____ TASK MATERIAL
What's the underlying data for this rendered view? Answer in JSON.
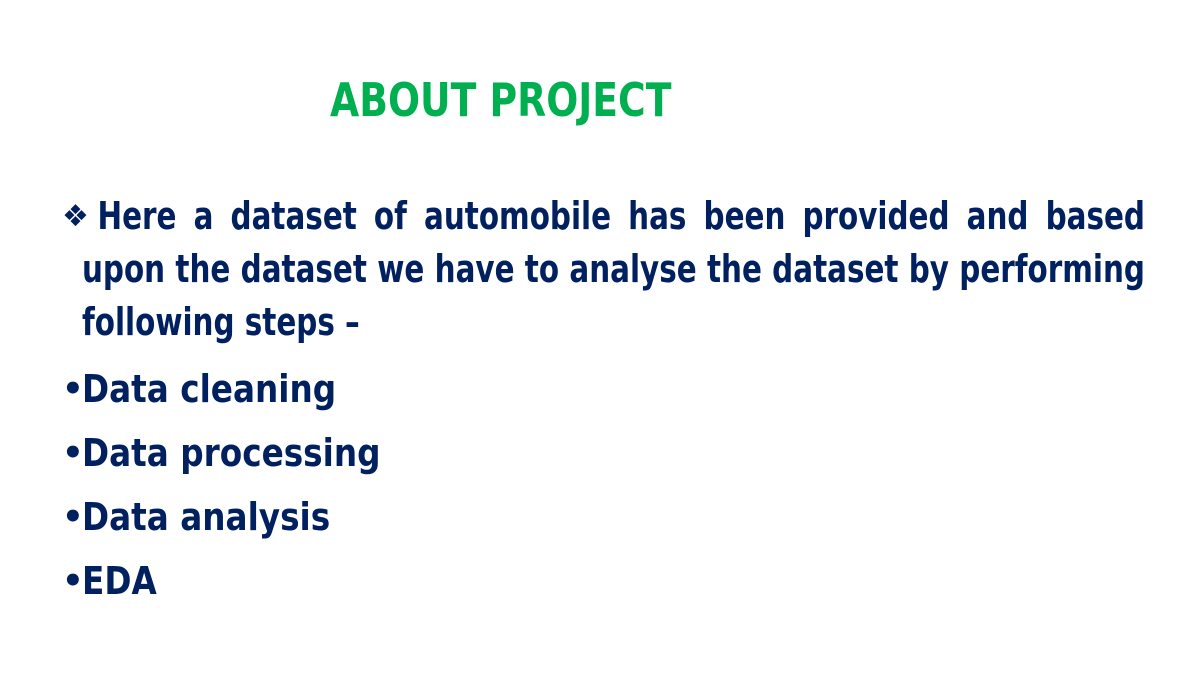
{
  "slide": {
    "title": "ABOUT PROJECT",
    "intro": {
      "icon": "diamond-bullet-icon",
      "text": "Here a dataset of automobile has been provided and based upon the dataset we have to analyse the dataset by performing following steps –"
    },
    "steps": [
      {
        "label": "Data cleaning"
      },
      {
        "label": "Data processing"
      },
      {
        "label": "Data analysis"
      },
      {
        "label": "EDA"
      }
    ]
  },
  "colors": {
    "title": "#00b050",
    "body": "#002060",
    "background": "#ffffff"
  }
}
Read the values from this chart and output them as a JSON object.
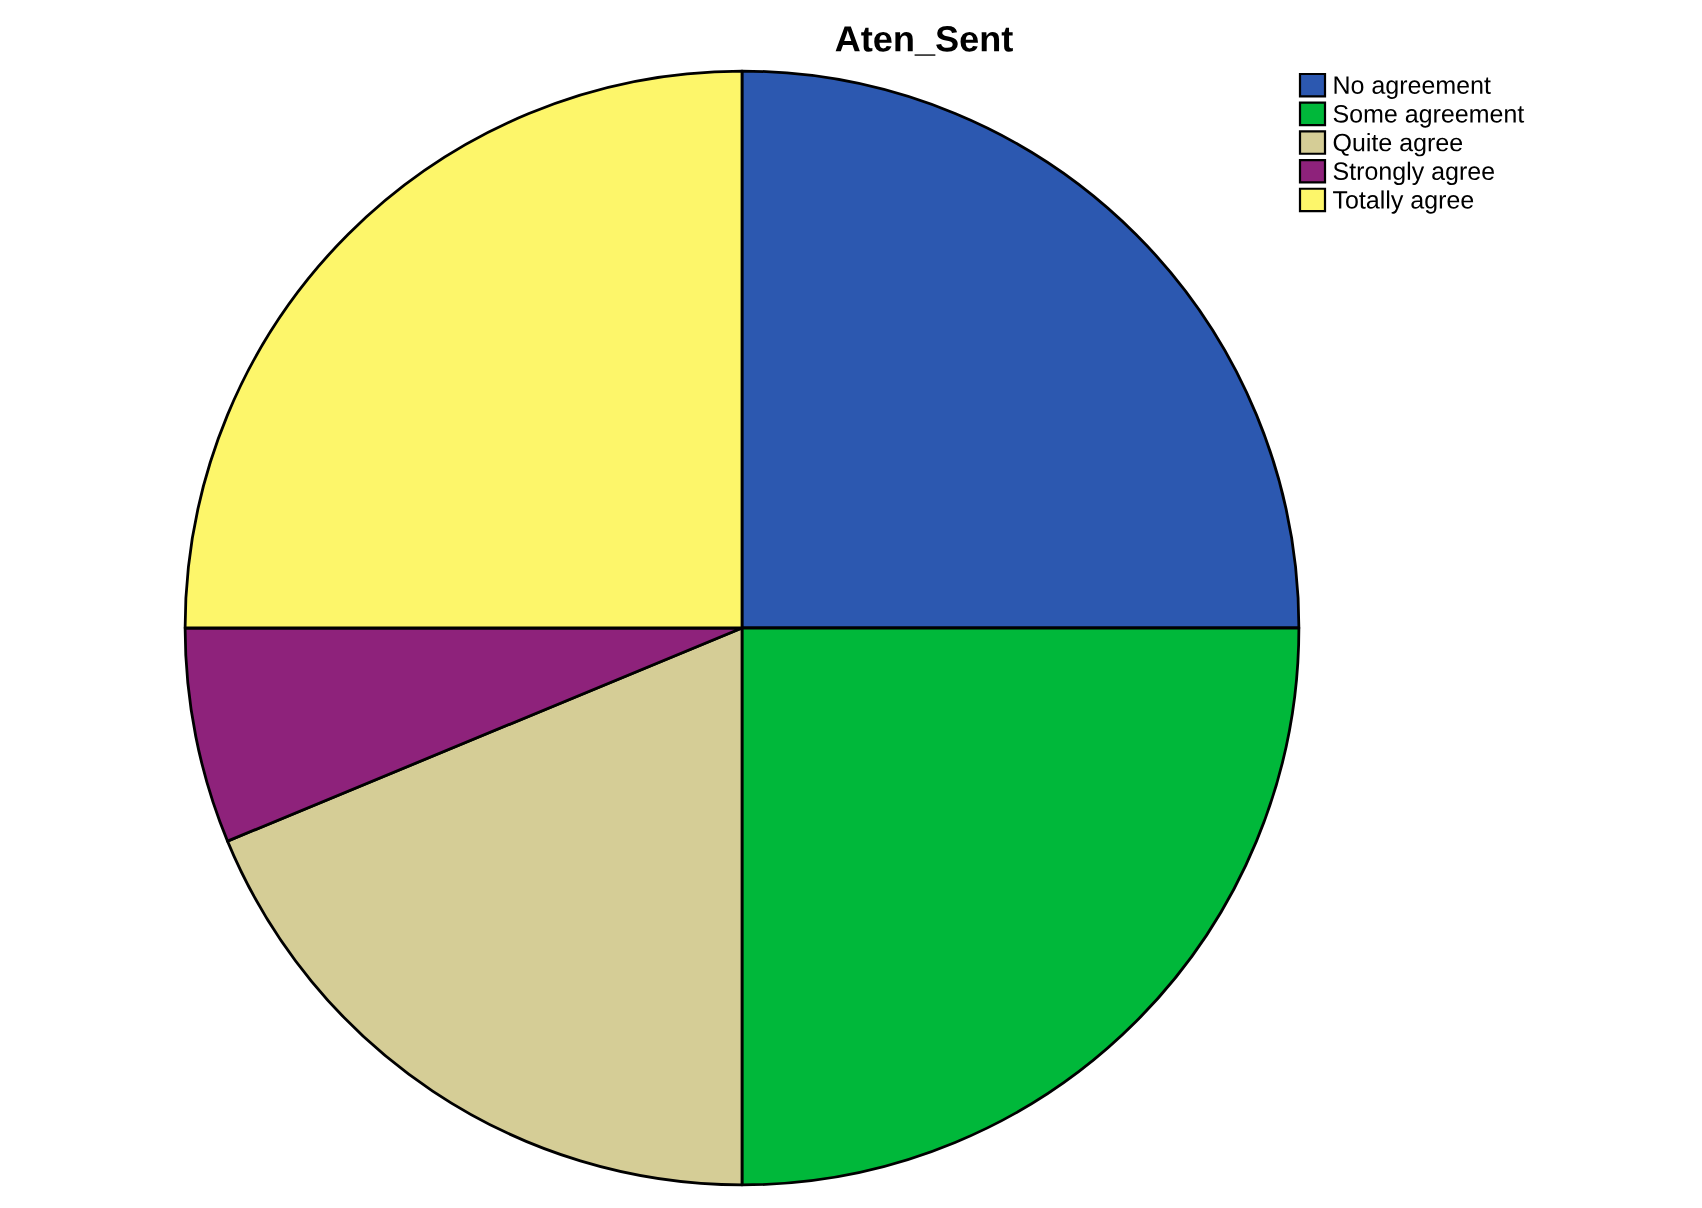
________
Using the material above, set down every line exactly, but skip the pictures.

SOLUTION FOR THIS PROBLEM:
What's the underlying data for this rendered view? Answer in JSON.
{
  "slide": {
    "title": "ABOUT PROJECT",
    "intro": {
      "icon": "diamond-bullet-icon",
      "text": "Here a dataset of automobile has been provided and based upon the dataset we have to analyse the dataset by performing following steps –"
    },
    "steps": [
      {
        "label": "Data cleaning"
      },
      {
        "label": "Data processing"
      },
      {
        "label": "Data analysis"
      },
      {
        "label": "EDA"
      }
    ]
  },
  "colors": {
    "title": "#00b050",
    "body": "#002060",
    "background": "#ffffff"
  }
}
Read the values from this chart and output them as a JSON object.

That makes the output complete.